Items listed in a dataset:
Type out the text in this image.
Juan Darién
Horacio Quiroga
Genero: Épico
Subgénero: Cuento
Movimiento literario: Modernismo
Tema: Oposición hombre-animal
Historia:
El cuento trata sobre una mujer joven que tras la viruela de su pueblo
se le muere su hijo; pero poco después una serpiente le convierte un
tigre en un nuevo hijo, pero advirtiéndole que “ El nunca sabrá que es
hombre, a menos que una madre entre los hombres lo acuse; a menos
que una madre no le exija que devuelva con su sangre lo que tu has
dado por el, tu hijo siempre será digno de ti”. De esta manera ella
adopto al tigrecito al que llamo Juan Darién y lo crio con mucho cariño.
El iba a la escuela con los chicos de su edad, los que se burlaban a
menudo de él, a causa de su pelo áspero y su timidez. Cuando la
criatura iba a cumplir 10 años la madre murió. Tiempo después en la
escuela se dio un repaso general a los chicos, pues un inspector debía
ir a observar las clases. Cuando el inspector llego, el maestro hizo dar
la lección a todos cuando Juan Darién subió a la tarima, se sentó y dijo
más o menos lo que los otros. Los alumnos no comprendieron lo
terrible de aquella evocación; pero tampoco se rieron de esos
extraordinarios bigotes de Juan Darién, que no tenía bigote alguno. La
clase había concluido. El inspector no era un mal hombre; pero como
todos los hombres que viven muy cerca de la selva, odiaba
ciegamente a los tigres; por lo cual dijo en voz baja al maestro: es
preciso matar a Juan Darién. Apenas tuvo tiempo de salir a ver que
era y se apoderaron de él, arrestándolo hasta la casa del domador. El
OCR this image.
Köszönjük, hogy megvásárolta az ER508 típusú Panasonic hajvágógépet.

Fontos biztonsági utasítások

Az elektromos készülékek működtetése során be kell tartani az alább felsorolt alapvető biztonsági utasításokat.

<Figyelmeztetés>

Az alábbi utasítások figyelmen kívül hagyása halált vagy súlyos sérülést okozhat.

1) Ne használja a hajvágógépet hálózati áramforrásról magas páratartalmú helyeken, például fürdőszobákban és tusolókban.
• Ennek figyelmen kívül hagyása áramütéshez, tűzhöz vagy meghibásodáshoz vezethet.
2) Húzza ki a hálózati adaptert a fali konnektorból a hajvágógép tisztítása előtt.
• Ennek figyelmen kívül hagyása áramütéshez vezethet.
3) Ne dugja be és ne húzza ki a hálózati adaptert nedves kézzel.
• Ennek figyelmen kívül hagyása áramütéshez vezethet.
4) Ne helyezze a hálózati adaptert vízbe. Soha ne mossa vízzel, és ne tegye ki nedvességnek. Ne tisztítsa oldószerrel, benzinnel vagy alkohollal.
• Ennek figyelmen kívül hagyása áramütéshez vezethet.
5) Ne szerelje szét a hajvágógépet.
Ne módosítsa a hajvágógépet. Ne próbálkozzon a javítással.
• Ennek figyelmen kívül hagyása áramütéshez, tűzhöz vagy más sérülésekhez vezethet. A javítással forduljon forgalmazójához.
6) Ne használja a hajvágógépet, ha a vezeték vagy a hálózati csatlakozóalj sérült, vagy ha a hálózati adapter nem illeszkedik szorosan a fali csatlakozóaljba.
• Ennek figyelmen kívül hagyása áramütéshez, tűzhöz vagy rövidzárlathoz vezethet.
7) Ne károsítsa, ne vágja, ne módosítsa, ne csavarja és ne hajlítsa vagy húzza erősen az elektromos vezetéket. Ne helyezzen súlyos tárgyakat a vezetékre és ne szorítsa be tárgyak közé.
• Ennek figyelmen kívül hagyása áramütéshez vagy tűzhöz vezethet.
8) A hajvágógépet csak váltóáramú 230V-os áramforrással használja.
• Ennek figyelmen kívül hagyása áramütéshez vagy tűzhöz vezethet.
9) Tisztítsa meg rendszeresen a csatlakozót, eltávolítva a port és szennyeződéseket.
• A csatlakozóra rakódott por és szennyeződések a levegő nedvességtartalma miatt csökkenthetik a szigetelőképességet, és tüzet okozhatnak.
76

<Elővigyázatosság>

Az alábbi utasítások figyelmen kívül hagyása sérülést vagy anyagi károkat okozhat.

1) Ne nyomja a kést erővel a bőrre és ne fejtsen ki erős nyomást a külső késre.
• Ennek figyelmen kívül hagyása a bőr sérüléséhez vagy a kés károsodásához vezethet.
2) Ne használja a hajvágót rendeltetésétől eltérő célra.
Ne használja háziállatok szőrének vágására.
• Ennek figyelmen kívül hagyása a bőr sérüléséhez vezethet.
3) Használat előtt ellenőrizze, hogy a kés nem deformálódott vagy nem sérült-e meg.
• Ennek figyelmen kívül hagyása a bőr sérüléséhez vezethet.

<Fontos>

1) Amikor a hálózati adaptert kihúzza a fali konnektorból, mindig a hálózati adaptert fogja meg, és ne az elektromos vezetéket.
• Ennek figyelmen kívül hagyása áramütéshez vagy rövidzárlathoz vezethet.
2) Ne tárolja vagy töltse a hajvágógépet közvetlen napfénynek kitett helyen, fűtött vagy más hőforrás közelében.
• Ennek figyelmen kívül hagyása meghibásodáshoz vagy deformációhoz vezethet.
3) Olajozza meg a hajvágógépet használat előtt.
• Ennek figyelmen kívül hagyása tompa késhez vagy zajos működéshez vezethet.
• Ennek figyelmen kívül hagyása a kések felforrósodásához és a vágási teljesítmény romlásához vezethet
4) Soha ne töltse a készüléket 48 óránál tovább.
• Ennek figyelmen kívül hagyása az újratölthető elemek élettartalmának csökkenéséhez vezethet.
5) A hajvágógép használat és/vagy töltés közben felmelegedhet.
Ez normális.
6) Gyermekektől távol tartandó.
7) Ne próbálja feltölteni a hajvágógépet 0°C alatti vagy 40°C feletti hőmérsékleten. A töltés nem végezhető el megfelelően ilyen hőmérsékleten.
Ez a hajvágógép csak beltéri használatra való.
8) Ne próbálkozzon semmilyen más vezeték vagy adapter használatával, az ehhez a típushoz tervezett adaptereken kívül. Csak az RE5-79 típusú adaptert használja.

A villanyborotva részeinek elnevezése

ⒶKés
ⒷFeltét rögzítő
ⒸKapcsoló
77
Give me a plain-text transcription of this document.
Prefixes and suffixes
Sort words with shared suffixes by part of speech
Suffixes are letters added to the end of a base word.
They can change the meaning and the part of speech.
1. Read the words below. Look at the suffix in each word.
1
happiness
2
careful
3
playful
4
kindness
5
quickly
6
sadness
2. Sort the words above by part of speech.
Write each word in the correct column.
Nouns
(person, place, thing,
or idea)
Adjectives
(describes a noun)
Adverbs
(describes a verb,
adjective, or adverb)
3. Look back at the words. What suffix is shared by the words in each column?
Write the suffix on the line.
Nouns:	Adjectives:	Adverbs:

Direction
Extract from the data every line where "sérült" shows up.

Answer for the task
6) Ne használja a hajvágógépet, ha a vezeték vagy a hálózati csatlakozóalj sérült, vagy ha a hálózati adapter nem illeszkedik szorosan a fali csatlakozóaljba.
3) Használat előtt ellenőrizze, hogy a kés nem deformálódott vagy nem sérült-e meg.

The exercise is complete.